● Questions to answer
A – Answer these questions from the report about Joni Mitchell's illness:
(i) On what date was Mitchell rushed to a Los Angeles hospital?
(ii) In what year did Crosby briefly date Mitchell?
(iii) Whom does Crosby name as the possible exception when he calls Mitchell the greatest living singer/songwriter?
B – Write a continuation of the report about Joni Mitchell's illness, starting after its final sentence.

● Text passage
■ ■ ■ ■

The legendary folk singer was hospitalized in March.
Folk singer Joni Mitchell has lost her ability to speak after suffering a brain aneurysm, fellow artist and former boyfriend David Crosby said.
The account offered rare detail on the condition of the 71-year-old Canadian singer and guitarist, who was rushed to a Los Angeles hospital on March 31.
Crosby said Mitchell was recovering at home but that “to my knowledge, she is not speaking yet … She took a terrible hit, she had an aneurysm, and nobody found her for a while … She’s going to have to struggle back from it, the way you struggle back from a traumatic brain injury. How much she’s going to come back and when, I don’t know and I’m not going to guess.”
Crosby, who dated Mitchell briefly in 1967 and has remained friends with her, described her as “probably the greatest living singer/songwriter” with the possible exception of Bob Dylan.

■ ■ ■ ■

● Information given
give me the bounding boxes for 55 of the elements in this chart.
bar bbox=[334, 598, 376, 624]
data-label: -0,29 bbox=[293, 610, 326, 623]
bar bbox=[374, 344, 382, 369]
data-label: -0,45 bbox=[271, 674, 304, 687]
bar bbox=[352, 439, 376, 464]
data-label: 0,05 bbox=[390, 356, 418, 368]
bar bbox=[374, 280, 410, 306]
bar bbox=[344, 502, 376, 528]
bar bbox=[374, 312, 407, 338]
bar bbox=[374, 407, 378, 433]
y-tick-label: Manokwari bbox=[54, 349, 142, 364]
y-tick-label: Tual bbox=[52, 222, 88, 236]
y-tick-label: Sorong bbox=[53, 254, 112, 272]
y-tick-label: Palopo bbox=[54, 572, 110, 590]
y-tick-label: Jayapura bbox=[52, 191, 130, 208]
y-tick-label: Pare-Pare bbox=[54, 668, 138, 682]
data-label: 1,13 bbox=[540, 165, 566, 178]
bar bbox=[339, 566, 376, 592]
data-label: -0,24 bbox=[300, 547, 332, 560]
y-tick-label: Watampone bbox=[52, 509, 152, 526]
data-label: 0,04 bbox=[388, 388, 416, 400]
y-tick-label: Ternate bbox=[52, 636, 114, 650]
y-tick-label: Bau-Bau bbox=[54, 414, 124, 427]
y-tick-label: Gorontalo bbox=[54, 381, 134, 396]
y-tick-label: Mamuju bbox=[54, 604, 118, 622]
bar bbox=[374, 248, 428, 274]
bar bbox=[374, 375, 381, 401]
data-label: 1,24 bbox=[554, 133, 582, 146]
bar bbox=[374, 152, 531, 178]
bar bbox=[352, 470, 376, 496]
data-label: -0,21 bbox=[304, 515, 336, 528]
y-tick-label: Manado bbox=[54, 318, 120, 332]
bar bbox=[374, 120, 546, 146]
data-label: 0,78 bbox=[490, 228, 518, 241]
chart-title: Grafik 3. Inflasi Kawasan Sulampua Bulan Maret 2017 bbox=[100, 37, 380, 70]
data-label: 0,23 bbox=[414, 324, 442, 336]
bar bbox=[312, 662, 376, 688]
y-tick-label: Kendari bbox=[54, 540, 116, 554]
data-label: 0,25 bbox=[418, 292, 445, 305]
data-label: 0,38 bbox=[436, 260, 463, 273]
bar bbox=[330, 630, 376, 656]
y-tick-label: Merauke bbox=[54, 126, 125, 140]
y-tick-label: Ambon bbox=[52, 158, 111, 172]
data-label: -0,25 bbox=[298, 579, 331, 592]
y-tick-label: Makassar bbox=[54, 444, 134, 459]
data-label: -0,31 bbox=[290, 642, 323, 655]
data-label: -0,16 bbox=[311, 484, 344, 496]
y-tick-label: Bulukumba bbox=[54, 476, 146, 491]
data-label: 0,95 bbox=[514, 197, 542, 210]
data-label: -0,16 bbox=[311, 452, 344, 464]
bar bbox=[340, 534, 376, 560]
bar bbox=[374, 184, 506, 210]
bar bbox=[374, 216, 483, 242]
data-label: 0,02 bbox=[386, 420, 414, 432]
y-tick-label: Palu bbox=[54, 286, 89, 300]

■ ■ ■ ■

● Numbered responses
A –
(i) March 31
(ii) 1967
(iii) Bob Dylan

B –
Mitchell was a major figure in the generation of folk rockers who grew prominent in the 1960s, with hits including “Big Yellow Taxi,” “Woodstock,” and “Both Sides, Now.”
Active on the environment and other causes, Mitchell is known for her distinctively rich contralto voice and open-tuned guitar. Later in her career she experimented with electronica.
Mitchell’s publicists last gave an update on her condition in late April, saying she was still in a hospital but fully alert, denying a media report that she was in a coma.